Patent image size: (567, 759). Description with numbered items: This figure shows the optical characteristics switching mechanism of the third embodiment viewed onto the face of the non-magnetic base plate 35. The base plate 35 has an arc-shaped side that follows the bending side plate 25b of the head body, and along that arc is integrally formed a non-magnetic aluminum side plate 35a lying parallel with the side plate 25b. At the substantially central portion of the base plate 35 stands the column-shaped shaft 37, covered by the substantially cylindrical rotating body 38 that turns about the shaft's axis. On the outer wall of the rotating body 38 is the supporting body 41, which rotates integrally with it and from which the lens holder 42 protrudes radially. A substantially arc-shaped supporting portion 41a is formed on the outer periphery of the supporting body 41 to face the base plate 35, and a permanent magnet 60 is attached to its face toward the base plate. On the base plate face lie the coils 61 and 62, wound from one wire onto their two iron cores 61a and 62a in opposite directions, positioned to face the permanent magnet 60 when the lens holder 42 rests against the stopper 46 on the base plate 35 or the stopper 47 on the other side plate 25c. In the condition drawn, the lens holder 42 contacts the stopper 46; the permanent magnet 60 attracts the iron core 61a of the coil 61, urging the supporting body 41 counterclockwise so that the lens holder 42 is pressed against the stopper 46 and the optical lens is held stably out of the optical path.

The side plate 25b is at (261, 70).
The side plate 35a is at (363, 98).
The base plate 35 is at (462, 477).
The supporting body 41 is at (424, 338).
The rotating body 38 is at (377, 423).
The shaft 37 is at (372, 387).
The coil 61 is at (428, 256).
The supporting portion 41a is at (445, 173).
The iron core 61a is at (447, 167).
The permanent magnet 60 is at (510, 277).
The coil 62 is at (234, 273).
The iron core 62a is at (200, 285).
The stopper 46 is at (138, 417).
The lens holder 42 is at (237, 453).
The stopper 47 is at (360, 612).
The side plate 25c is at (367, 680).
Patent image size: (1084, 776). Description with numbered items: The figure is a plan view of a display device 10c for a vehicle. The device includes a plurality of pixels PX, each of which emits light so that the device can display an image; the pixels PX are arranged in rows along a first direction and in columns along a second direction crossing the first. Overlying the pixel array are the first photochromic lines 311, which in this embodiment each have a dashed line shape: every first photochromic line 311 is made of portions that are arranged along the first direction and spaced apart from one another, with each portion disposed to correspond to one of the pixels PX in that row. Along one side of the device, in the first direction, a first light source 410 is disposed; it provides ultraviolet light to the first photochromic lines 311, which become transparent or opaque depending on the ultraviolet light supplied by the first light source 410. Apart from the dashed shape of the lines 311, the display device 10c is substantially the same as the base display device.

++++++

PROMPT: How many of the lines above contain the word "plate"? Reply with the number alone.

SOLUTION FOR THIS EXERCISE: 5